Short exercise:
Look through the listing and locate every line containing the word "color"; copy those lines.

Input records:
:::::

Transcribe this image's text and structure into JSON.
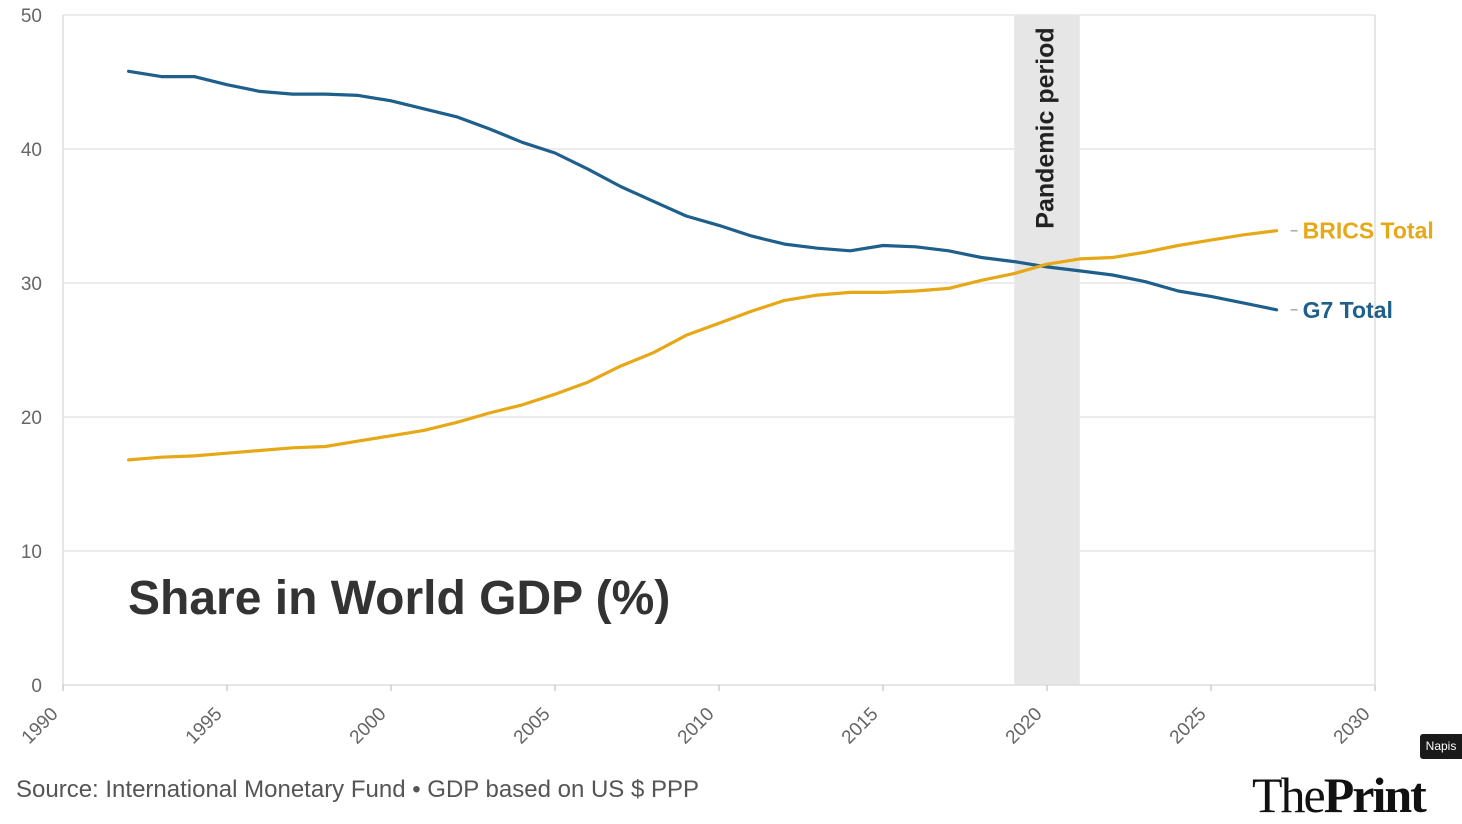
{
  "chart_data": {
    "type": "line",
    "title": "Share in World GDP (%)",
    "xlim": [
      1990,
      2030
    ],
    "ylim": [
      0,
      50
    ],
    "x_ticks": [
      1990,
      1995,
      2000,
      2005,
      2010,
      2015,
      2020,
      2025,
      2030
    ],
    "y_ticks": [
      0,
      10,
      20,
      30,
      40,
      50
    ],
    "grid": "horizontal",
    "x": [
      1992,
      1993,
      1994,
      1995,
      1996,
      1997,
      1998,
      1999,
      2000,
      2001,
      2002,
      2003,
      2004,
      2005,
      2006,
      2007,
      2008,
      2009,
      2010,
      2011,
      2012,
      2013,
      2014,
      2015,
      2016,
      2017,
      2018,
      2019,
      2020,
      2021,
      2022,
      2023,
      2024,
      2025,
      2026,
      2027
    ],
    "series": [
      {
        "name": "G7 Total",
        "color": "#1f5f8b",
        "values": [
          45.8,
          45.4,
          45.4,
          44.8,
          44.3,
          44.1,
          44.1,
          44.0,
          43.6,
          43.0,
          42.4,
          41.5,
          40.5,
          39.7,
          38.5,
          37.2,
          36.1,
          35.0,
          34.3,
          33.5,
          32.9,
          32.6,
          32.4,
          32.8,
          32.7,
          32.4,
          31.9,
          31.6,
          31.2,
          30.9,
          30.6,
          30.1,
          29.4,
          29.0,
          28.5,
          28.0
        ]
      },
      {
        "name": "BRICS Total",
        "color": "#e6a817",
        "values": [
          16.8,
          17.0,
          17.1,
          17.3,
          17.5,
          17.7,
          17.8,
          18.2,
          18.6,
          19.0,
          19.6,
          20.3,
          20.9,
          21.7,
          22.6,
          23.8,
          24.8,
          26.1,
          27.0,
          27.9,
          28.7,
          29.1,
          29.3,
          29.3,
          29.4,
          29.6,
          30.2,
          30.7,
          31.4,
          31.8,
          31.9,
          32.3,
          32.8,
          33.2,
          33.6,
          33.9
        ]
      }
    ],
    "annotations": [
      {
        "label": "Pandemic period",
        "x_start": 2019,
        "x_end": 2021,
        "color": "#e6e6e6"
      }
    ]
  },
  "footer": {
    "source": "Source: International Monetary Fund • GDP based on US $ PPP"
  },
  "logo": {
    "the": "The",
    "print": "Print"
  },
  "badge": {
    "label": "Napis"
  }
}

:::::

Right answer:
        "color": "#1f5f8b",
        "color": "#e6a817",
        "color": "#e6e6e6"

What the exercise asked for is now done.